## STATED TASK
Filter the records below for the word "свободным". Copy each line that holds it.

++++ MATERIAL PROVIDED

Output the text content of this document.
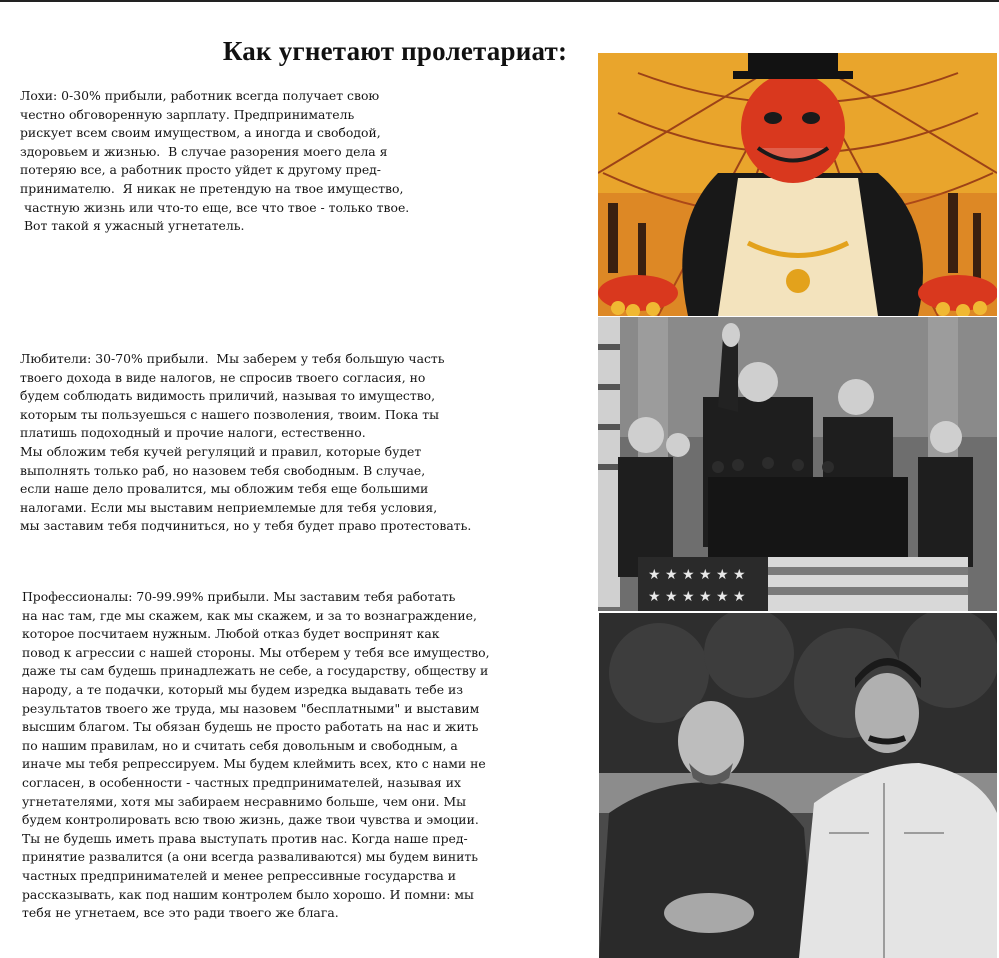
Как угнетают пролетариат:

Лохи: 0-30% прибыли, работник всегда получает свою
честно обговоренную зарплату. Предприниматель
рискует всем своим имуществом, а иногда и свободой,
здоровьем и жизнью.  В случае разорения моего дела я
потеряю все, а работник просто уйдет к другому пред-
принимателю.  Я никак не претендую на твое имущество,
частную жизнь или что-то еще, все что твое - только твое.
Вот такой я ужасный угнетатель.

Любители: 30-70% прибыли.  Мы заберем у тебя большую часть
твоего дохода в виде налогов, не спросив твоего согласия, но
будем соблюдать видимость приличий, называя то имущество,
которым ты пользуешься с нашего позволения, твоим. Пока ты
платишь подоходный и прочие налоги, естественно.
Мы обложим тебя кучей регуляций и правил, которые будет
выполнять только раб, но назовем тебя свободным. В случае,
если наше дело провалится, мы обложим тебя еще большими
налогами. Если мы выставим неприемлемые для тебя условия,
мы заставим тебя подчиниться, но у тебя будет право протестовать.

Профессионалы: 70-99.99% прибыли. Мы заставим тебя работать
на нас там, где мы скажем, как мы скажем, и за то вознаграждение,
которое посчитаем нужным. Любой отказ будет воспринят как
повод к агрессии с нашей стороны. Мы отберем у тебя все имущество,
даже ты сам будешь принадлежать не себе, а государству, обществу и
народу, а те подачки, который мы будем изредка выдавать тебе из
результатов твоего же труда, мы назовем "бесплатными" и выставим
высшим благом. Ты обязан будешь не просто работать на нас и жить
по нашим правилам, но и считать себя довольным и свободным, а
иначе мы тебя репрессируем. Мы будем клеймить всех, кто с нами не
согласен, в особенности - частных предпринимателей, называя их
угнетателями, хотя мы забираем несравнимо больше, чем они. Мы
будем контролировать всю твою жизнь, даже твои чувства и эмоции.
Ты не будешь иметь права выступать против нас. Когда наше пред-
принятие развалится (а они всегда разваливаются) мы будем винить
частных предпринимателей и менее репрессивные государства и
рассказывать, как под нашим контролем было хорошо. И помни: мы
тебя не угнетаем, все это ради твоего же блага.

★ ★ ★ ★ ★ ★
★ ★ ★ ★ ★ ★
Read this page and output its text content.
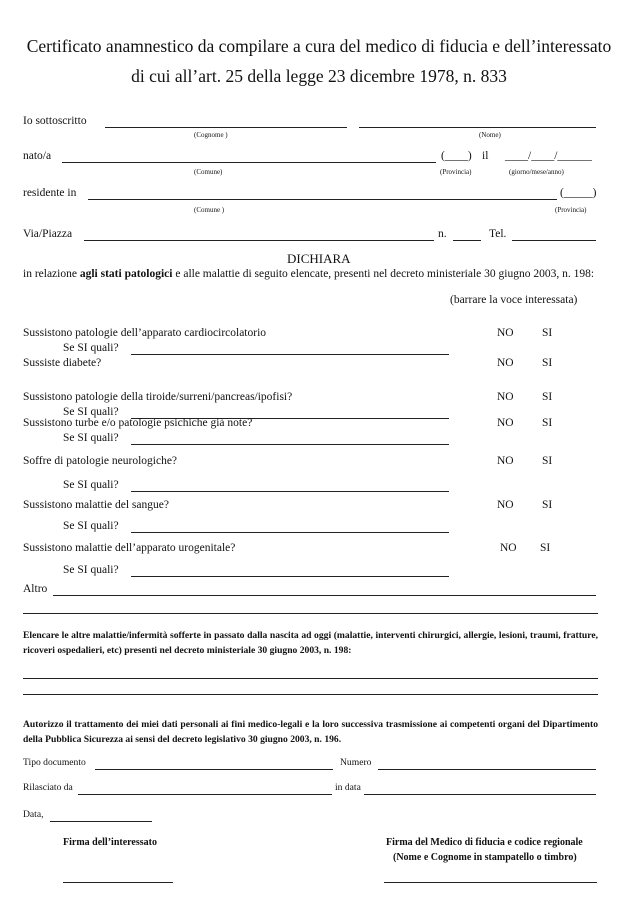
Certificato anamnestico da compilare a cura del medico di fiducia e dell’interessato
di cui all’art. 25 della legge 23 dicembre 1978, n. 833
Io sottoscritto
(Cognome )	(Nome)
nato/a	(____) il ____/____/______
(Comune)	(Provincia)	(giorno/mese/anno)
residente in	(_____)
(Comune )	(Provincia)
Via/Piazza	n.	Tel.
DICHIARA
in relazione agli stati patologici e alle malattie di seguito elencate, presenti nel decreto ministeriale 30 giugno 2003, n. 198:
(barrare la voce interessata)
Sussistono patologie dell’apparato cardiocircolatorio	NO SI
Se SI quali?
Sussiste diabete?	NO SI
Sussistono patologie della tiroide/surreni/pancreas/ipofisi?	NO SI
Se SI quali?
Sussistono turbe e/o patologie psichiche già note?	NO SI
Se SI quali?
Soffre di patologie neurologiche?	NO SI
Se SI quali?
Sussistono malattie del sangue?	NO SI
Se SI quali?
Sussistono malattie dell’apparato urogenitale?	NO SI
Se SI quali?
Altro
Elencare le altre malattie/infermità sofferte in passato dalla nascita ad oggi (malattie, interventi chirurgici, allergie, lesioni, traumi, fratture, ricoveri ospedalieri, etc) presenti nel decreto ministeriale 30 giugno 2003, n. 198:
Autorizzo il trattamento dei miei dati personali ai fini medico-legali e la loro successiva trasmissione ai competenti organi del Dipartimento della Pubblica Sicurezza ai sensi del decreto legislativo 30 giugno 2003, n. 196.
Tipo documento	Numero
Rilasciato da	in data
Data,
Firma dell’interessato	Firma del Medico di fiducia e codice regionale
(Nome e Cognome in stampatello o timbro)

++++++++

## EXERCISE OUTPUT
выполнять только раб, но назовем тебя свободным. В случае,
по нашим правилам, но и считать себя довольным и свободным, а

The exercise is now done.